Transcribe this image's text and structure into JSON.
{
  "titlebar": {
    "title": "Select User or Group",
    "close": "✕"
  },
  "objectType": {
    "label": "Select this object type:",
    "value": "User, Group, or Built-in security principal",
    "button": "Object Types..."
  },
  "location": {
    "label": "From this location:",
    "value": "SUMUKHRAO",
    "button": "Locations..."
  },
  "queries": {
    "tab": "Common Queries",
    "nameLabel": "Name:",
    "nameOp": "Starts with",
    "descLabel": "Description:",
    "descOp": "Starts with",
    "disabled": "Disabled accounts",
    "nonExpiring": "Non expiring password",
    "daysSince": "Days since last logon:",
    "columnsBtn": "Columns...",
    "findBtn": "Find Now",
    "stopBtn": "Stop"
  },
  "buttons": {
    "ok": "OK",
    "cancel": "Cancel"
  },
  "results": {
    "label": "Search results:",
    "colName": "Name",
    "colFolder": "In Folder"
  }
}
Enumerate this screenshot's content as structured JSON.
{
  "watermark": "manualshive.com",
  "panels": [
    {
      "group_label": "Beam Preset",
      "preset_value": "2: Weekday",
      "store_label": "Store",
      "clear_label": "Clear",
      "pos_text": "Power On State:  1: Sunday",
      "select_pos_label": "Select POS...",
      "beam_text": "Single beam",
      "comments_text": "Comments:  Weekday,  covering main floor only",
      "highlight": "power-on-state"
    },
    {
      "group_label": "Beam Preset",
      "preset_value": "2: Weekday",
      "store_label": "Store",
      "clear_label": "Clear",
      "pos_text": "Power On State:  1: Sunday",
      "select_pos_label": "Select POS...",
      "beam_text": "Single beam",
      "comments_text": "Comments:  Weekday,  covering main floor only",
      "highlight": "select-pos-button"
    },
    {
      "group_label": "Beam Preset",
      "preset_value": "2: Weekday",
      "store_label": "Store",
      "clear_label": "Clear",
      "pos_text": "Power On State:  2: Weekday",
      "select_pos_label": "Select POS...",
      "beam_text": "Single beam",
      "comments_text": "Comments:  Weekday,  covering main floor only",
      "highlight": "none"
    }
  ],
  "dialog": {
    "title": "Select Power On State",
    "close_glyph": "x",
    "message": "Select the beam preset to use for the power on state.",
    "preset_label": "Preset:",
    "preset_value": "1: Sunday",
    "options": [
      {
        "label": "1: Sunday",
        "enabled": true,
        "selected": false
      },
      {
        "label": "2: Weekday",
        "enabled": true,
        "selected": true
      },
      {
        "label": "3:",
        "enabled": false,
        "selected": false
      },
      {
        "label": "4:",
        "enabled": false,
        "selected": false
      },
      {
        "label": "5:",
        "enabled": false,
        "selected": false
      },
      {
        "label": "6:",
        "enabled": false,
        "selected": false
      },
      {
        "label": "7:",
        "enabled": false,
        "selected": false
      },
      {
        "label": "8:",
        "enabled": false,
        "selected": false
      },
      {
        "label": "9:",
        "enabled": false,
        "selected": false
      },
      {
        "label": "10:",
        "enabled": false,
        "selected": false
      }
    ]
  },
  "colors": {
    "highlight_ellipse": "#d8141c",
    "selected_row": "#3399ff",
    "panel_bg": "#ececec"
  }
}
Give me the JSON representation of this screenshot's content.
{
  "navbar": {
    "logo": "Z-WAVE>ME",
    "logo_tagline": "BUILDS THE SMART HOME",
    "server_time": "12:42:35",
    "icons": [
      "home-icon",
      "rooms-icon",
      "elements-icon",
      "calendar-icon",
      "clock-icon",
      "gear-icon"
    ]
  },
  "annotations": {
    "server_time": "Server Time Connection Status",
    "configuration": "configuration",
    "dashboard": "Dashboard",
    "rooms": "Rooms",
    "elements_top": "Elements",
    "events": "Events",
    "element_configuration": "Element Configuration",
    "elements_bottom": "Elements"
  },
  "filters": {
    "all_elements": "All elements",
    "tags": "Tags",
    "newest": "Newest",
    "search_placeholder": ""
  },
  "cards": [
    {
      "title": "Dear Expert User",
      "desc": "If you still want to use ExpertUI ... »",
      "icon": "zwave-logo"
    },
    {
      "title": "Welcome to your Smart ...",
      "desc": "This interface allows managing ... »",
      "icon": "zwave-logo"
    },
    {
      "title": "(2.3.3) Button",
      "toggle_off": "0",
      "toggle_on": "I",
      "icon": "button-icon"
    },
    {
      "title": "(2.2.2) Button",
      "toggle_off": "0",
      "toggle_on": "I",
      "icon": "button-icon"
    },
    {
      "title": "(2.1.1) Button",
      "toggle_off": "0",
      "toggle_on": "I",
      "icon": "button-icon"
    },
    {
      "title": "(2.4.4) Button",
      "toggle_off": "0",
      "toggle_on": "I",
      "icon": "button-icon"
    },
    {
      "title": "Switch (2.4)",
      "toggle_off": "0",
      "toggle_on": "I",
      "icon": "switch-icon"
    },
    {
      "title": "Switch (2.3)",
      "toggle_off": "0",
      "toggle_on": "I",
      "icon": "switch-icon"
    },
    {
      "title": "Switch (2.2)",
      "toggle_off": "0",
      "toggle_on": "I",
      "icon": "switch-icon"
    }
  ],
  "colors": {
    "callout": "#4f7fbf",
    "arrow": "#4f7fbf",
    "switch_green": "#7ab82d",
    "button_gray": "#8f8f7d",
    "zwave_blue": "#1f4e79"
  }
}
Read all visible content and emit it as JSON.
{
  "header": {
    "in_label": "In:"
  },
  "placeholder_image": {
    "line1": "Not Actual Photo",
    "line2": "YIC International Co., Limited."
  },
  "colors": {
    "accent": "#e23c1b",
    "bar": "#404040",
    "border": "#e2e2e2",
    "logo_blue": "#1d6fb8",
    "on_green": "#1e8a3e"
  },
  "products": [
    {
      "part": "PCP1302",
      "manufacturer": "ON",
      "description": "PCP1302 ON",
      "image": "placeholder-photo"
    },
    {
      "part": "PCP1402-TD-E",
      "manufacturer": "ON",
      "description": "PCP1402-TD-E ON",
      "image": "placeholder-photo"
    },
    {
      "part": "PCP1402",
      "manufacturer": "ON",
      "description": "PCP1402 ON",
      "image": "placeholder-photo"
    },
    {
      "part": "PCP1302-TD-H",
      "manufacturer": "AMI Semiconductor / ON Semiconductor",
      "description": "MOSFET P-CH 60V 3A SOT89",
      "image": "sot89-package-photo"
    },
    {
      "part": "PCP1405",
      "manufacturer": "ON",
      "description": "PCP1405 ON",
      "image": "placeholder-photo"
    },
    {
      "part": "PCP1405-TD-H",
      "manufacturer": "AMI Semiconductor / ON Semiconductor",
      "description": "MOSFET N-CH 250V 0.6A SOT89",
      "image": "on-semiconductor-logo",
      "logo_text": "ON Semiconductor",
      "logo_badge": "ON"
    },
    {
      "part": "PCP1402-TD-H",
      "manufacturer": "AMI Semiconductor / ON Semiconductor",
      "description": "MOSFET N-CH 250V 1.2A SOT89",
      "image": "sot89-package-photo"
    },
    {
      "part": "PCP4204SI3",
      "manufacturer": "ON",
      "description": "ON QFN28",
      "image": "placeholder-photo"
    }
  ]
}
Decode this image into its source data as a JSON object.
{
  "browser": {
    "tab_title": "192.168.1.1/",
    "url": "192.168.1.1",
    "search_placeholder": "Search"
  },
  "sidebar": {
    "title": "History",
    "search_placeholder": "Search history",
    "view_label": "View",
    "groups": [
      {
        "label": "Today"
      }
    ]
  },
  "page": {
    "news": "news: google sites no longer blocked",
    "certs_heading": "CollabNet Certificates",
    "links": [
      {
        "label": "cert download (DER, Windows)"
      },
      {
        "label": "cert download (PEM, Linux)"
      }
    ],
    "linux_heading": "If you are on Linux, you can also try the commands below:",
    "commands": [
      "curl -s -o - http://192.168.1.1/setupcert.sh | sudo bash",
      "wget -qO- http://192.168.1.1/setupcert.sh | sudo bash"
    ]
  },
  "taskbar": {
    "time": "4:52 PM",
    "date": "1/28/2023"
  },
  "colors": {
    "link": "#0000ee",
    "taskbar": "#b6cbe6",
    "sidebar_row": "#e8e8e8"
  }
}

::::

### AIM:
Copy exactly the lines above, from the one containing "Decode this image" through the very last line.

### ANSWER FOR THE TASK:
Decode this image into its source data as a JSON object.
{
  "browser": {
    "tab_title": "192.168.1.1/",
    "url": "192.168.1.1",
    "search_placeholder": "Search"
  },
  "sidebar": {
    "title": "History",
    "search_placeholder": "Search history",
    "view_label": "View",
    "groups": [
      {
        "label": "Today"
      }
    ]
  },
  "page": {
    "news": "news: google sites no longer blocked",
    "certs_heading": "CollabNet Certificates",
    "links": [
      {
        "label": "cert download (DER, Windows)"
      },
      {
        "label": "cert download (PEM, Linux)"
      }
    ],
    "linux_heading": "If you are on Linux, you can also try the commands below:",
    "commands": [
      "curl -s -o - http://192.168.1.1/setupcert.sh | sudo bash",
      "wget -qO- http://192.168.1.1/setupcert.sh | sudo bash"
    ]
  },
  "taskbar": {
    "time": "4:52 PM",
    "date": "1/28/2023"
  },
  "colors": {
    "link": "#0000ee",
    "taskbar": "#b6cbe6",
    "sidebar_row": "#e8e8e8"
  }
}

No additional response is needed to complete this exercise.